● **What the task requires**:
Go through the records below line by line, counting those that contain the word "this"; answer with the count only.
= = = =
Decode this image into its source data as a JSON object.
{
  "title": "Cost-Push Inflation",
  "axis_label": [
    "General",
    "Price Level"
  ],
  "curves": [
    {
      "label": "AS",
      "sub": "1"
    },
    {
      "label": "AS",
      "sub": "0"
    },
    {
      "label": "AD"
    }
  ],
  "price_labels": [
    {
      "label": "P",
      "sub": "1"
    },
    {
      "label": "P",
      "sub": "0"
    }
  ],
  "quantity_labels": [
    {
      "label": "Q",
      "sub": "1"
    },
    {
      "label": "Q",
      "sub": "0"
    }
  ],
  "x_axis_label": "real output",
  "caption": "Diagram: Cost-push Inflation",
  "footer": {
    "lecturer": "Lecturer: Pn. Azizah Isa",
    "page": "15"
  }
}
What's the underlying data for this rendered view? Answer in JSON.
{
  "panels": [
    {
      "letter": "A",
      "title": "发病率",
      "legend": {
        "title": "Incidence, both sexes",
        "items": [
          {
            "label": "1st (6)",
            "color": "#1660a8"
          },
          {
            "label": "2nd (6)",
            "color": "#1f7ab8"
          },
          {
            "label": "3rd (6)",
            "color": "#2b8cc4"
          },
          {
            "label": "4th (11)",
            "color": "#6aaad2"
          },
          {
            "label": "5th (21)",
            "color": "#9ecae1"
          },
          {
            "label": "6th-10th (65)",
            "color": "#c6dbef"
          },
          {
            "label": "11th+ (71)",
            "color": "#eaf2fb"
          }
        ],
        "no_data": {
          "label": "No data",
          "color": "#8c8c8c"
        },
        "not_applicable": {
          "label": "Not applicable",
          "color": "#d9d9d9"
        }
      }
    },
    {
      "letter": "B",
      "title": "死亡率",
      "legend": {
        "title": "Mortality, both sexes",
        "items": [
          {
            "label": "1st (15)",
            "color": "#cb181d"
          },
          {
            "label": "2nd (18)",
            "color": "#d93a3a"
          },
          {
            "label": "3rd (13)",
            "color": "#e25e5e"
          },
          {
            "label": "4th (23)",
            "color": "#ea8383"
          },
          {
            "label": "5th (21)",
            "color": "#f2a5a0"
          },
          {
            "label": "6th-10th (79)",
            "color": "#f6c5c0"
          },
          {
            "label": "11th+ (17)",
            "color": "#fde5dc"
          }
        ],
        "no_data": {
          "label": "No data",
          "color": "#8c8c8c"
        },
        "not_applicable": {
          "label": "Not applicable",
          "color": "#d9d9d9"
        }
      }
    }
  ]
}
= = = =
● **The output**:
2